====== Record extracts ======

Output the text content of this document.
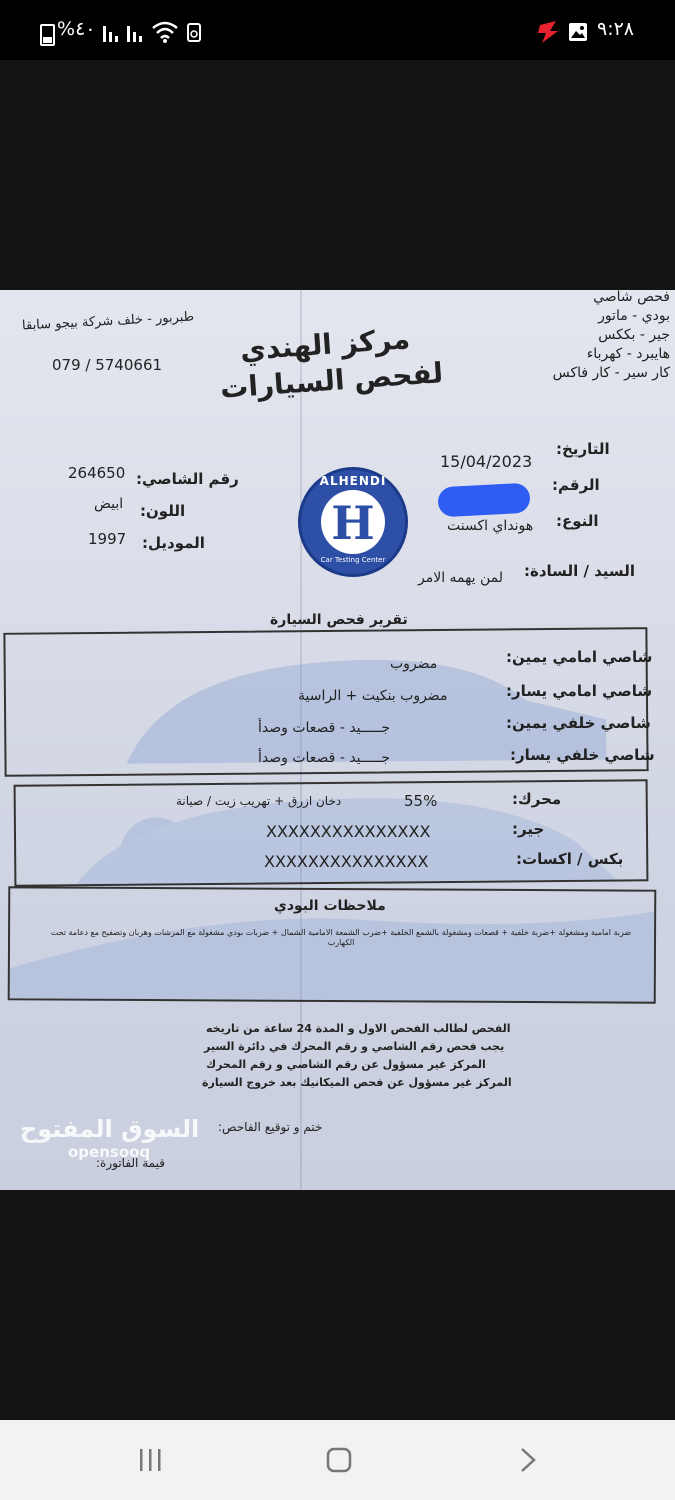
%٤٠	٩:٢٨
مركز الهندي
لفحص السيارات
طبربور - خلف شركة بيجو سابقا
079 / 5740661
فحص شاصي
بودي - ماتور
جير - بككس
هايبرد - كهرباء
كار سير - كار فاكس
H
ALHENDI
Car Testing Center
التاريخ:
15/04/2023
الرقم:
النوع:
هونداي اكسنت
السيد / السادة:
لمن يهمه الامر
264650 رقم الشاصي:
ابيض اللون:
1997 الموديل:
تقرير فحص السيارة
شاصي امامي يمين:
مضروب
شاصي امامي يسار:
مضروب بنكيت + الراسية
شاصي خلفي يمين:
جـــــيد - قصعات وصدأ
شاصي خلفي يسار:
جـــــيد - قصعات وصدأ
محرك:
55%
دخان ازرق + تهريب زيت / صيانة
جير:
XXXXXXXXXXXXXXX
بكس / اكسات:
XXXXXXXXXXXXXXX
ملاحظات البودي
ضربة امامية ومشغولة +ضربة خلفية + قصعات ومشغولة بالشمع الخلفية +ضرب الشمعة الامامية الشمال + ضربات بودي مشغولة مع المرشات وهربان وتصفيح مع دعامة تحت الكهارب
الفحص لطالب الفحص الاول و المدة 24 ساعة من تاريخه
يجب فحص رقم الشاصي و رقم المحرك في دائرة السير
المركز غير مسؤول عن رقم الشاصي و رقم المحرك
المركز غير مسؤول عن فحص الميكانيك بعد خروج السيارة
ختم و توقيع الفاحص:
قيمة الفاتورة:
السوق المفتوح
opensooq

======

→ Exercise brief: Except for the pictures, give all the material above again verbatim.

→ Worked answer:
Output the text content of this document.
%٤٠	٩:٢٨
مركز الهندي
لفحص السيارات
طبربور - خلف شركة بيجو سابقا
079 / 5740661
فحص شاصي
بودي - ماتور
جير - بككس
هايبرد - كهرباء
كار سير - كار فاكس
H
ALHENDI
Car Testing Center
التاريخ:
15/04/2023
الرقم:
النوع:
هونداي اكسنت
السيد / السادة:
لمن يهمه الامر
264650 رقم الشاصي:
ابيض اللون:
1997 الموديل:
تقرير فحص السيارة
شاصي امامي يمين:
مضروب
شاصي امامي يسار:
مضروب بنكيت + الراسية
شاصي خلفي يمين:
جـــــيد - قصعات وصدأ
شاصي خلفي يسار:
جـــــيد - قصعات وصدأ
محرك:
55%
دخان ازرق + تهريب زيت / صيانة
جير:
XXXXXXXXXXXXXXX
بكس / اكسات:
XXXXXXXXXXXXXXX
ملاحظات البودي
ضربة امامية ومشغولة +ضربة خلفية + قصعات ومشغولة بالشمع الخلفية +ضرب الشمعة الامامية الشمال + ضربات بودي مشغولة مع المرشات وهربان وتصفيح مع دعامة تحت الكهارب
الفحص لطالب الفحص الاول و المدة 24 ساعة من تاريخه
يجب فحص رقم الشاصي و رقم المحرك في دائرة السير
المركز غير مسؤول عن رقم الشاصي و رقم المحرك
المركز غير مسؤول عن فحص الميكانيك بعد خروج السيارة
ختم و توقيع الفاحص:
قيمة الفاتورة:
السوق المفتوح
opensooq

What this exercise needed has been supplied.